>> START
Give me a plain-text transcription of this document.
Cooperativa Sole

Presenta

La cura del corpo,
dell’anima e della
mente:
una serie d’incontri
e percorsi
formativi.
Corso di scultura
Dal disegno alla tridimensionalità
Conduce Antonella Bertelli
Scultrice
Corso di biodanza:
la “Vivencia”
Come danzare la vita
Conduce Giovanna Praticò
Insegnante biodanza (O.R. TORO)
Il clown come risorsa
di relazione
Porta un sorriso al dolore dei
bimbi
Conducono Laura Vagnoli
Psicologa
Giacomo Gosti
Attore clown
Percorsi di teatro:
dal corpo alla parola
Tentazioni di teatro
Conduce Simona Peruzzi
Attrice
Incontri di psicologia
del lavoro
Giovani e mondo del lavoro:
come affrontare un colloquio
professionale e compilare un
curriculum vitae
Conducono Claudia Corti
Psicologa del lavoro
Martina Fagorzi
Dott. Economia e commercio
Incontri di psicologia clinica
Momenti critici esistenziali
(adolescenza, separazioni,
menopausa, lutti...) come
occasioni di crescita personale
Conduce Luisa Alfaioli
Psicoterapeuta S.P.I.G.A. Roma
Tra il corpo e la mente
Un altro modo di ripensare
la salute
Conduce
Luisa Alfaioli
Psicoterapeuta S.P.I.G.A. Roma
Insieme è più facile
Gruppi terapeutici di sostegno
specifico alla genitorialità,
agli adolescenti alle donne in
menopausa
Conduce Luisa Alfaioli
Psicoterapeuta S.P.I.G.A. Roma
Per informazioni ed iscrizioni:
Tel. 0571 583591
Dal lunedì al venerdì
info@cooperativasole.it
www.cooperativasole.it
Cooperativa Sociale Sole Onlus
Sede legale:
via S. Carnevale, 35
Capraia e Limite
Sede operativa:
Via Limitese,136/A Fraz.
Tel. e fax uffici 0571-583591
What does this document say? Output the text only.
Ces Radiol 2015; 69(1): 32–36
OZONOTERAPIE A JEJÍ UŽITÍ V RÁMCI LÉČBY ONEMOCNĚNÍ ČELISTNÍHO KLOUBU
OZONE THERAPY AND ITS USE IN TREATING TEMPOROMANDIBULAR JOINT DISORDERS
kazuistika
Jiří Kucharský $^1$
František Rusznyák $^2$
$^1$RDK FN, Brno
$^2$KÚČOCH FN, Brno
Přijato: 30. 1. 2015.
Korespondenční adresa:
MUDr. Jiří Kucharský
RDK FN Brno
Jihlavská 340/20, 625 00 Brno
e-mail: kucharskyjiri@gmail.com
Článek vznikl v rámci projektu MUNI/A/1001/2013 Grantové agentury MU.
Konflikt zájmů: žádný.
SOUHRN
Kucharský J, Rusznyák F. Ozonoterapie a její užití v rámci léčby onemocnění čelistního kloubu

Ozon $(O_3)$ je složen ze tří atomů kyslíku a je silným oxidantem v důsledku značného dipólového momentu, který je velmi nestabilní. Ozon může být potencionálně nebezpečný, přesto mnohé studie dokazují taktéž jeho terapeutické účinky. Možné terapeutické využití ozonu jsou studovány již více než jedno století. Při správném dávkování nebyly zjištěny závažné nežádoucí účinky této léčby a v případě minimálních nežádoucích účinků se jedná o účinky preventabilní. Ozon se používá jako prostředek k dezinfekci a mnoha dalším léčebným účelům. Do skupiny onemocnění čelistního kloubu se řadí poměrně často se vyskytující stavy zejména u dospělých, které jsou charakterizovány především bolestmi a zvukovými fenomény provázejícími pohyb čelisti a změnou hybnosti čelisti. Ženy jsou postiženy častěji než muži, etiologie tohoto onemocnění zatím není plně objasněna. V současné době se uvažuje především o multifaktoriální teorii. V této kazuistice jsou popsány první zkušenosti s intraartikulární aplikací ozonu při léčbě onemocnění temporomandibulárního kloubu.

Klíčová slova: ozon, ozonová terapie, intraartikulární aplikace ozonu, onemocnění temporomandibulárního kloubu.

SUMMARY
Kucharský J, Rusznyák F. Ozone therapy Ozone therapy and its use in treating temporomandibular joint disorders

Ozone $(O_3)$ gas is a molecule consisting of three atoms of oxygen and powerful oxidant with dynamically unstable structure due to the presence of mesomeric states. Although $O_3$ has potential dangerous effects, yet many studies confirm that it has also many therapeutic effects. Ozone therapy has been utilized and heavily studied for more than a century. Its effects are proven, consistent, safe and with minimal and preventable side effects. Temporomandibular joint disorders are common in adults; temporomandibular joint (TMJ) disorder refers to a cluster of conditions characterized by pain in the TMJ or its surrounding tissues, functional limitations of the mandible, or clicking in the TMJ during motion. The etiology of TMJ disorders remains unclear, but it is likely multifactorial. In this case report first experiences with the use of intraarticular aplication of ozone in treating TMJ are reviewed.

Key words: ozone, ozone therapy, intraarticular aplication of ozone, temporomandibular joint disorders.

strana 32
>> END
◆ Stated exercise ◆
Copy all the records above precisely.

◆ Solved exercise ◆
Give me a plain-text transcription of this document.
Cooperativa Sole

Presenta

La cura del corpo,
dell’anima e della
mente:
una serie d’incontri
e percorsi
formativi.
Corso di scultura
Dal disegno alla tridimensionalità
Conduce Antonella Bertelli
Scultrice
Corso di biodanza:
la “Vivencia”
Come danzare la vita
Conduce Giovanna Praticò
Insegnante biodanza (O.R. TORO)
Il clown come risorsa
di relazione
Porta un sorriso al dolore dei
bimbi
Conducono Laura Vagnoli
Psicologa
Giacomo Gosti
Attore clown
Percorsi di teatro:
dal corpo alla parola
Tentazioni di teatro
Conduce Simona Peruzzi
Attrice
Incontri di psicologia
del lavoro
Giovani e mondo del lavoro:
come affrontare un colloquio
professionale e compilare un
curriculum vitae
Conducono Claudia Corti
Psicologa del lavoro
Martina Fagorzi
Dott. Economia e commercio
Incontri di psicologia clinica
Momenti critici esistenziali
(adolescenza, separazioni,
menopausa, lutti...) come
occasioni di crescita personale
Conduce Luisa Alfaioli
Psicoterapeuta S.P.I.G.A. Roma
Tra il corpo e la mente
Un altro modo di ripensare
la salute
Conduce
Luisa Alfaioli
Psicoterapeuta S.P.I.G.A. Roma
Insieme è più facile
Gruppi terapeutici di sostegno
specifico alla genitorialità,
agli adolescenti alle donne in
menopausa
Conduce Luisa Alfaioli
Psicoterapeuta S.P.I.G.A. Roma
Per informazioni ed iscrizioni:
Tel. 0571 583591
Dal lunedì al venerdì
info@cooperativasole.it
www.cooperativasole.it
Cooperativa Sociale Sole Onlus
Sede legale:
via S. Carnevale, 35
Capraia e Limite
Sede operativa:
Via Limitese,136/A Fraz.
Tel. e fax uffici 0571-583591
What does this document say? Output the text only.
Ces Radiol 2015; 69(1): 32–36
OZONOTERAPIE A JEJÍ UŽITÍ V RÁMCI LÉČBY ONEMOCNĚNÍ ČELISTNÍHO KLOUBU
OZONE THERAPY AND ITS USE IN TREATING TEMPOROMANDIBULAR JOINT DISORDERS
kazuistika
Jiří Kucharský $^1$
František Rusznyák $^2$
$^1$RDK FN, Brno
$^2$KÚČOCH FN, Brno
Přijato: 30. 1. 2015.
Korespondenční adresa:
MUDr. Jiří Kucharský
RDK FN Brno
Jihlavská 340/20, 625 00 Brno
e-mail: kucharskyjiri@gmail.com
Článek vznikl v rámci projektu MUNI/A/1001/2013 Grantové agentury MU.
Konflikt zájmů: žádný.
SOUHRN
Kucharský J, Rusznyák F. Ozonoterapie a její užití v rámci léčby onemocnění čelistního kloubu

Ozon $(O_3)$ je složen ze tří atomů kyslíku a je silným oxidantem v důsledku značného dipólového momentu, který je velmi nestabilní. Ozon může být potencionálně nebezpečný, přesto mnohé studie dokazují taktéž jeho terapeutické účinky. Možné terapeutické využití ozonu jsou studovány již více než jedno století. Při správném dávkování nebyly zjištěny závažné nežádoucí účinky této léčby a v případě minimálních nežádoucích účinků se jedná o účinky preventabilní. Ozon se používá jako prostředek k dezinfekci a mnoha dalším léčebným účelům. Do skupiny onemocnění čelistního kloubu se řadí poměrně často se vyskytující stavy zejména u dospělých, které jsou charakterizovány především bolestmi a zvukovými fenomény provázejícími pohyb čelisti a změnou hybnosti čelisti. Ženy jsou postiženy častěji než muži, etiologie tohoto onemocnění zatím není plně objasněna. V současné době se uvažuje především o multifaktoriální teorii. V této kazuistice jsou popsány první zkušenosti s intraartikulární aplikací ozonu při léčbě onemocnění temporomandibulárního kloubu.

Klíčová slova: ozon, ozonová terapie, intraartikulární aplikace ozonu, onemocnění temporomandibulárního kloubu.

SUMMARY
Kucharský J, Rusznyák F. Ozone therapy Ozone therapy and its use in treating temporomandibular joint disorders

Ozone $(O_3)$ gas is a molecule consisting of three atoms of oxygen and powerful oxidant with dynamically unstable structure due to the presence of mesomeric states. Although $O_3$ has potential dangerous effects, yet many studies confirm that it has also many therapeutic effects. Ozone therapy has been utilized and heavily studied for more than a century. Its effects are proven, consistent, safe and with minimal and preventable side effects. Temporomandibular joint disorders are common in adults; temporomandibular joint (TMJ) disorder refers to a cluster of conditions characterized by pain in the TMJ or its surrounding tissues, functional limitations of the mandible, or clicking in the TMJ during motion. The etiology of TMJ disorders remains unclear, but it is likely multifactorial. In this case report first experiences with the use of intraarticular aplication of ozone in treating TMJ are reviewed.

Key words: ozone, ozone therapy, intraarticular aplication of ozone, temporomandibular joint disorders.

strana 32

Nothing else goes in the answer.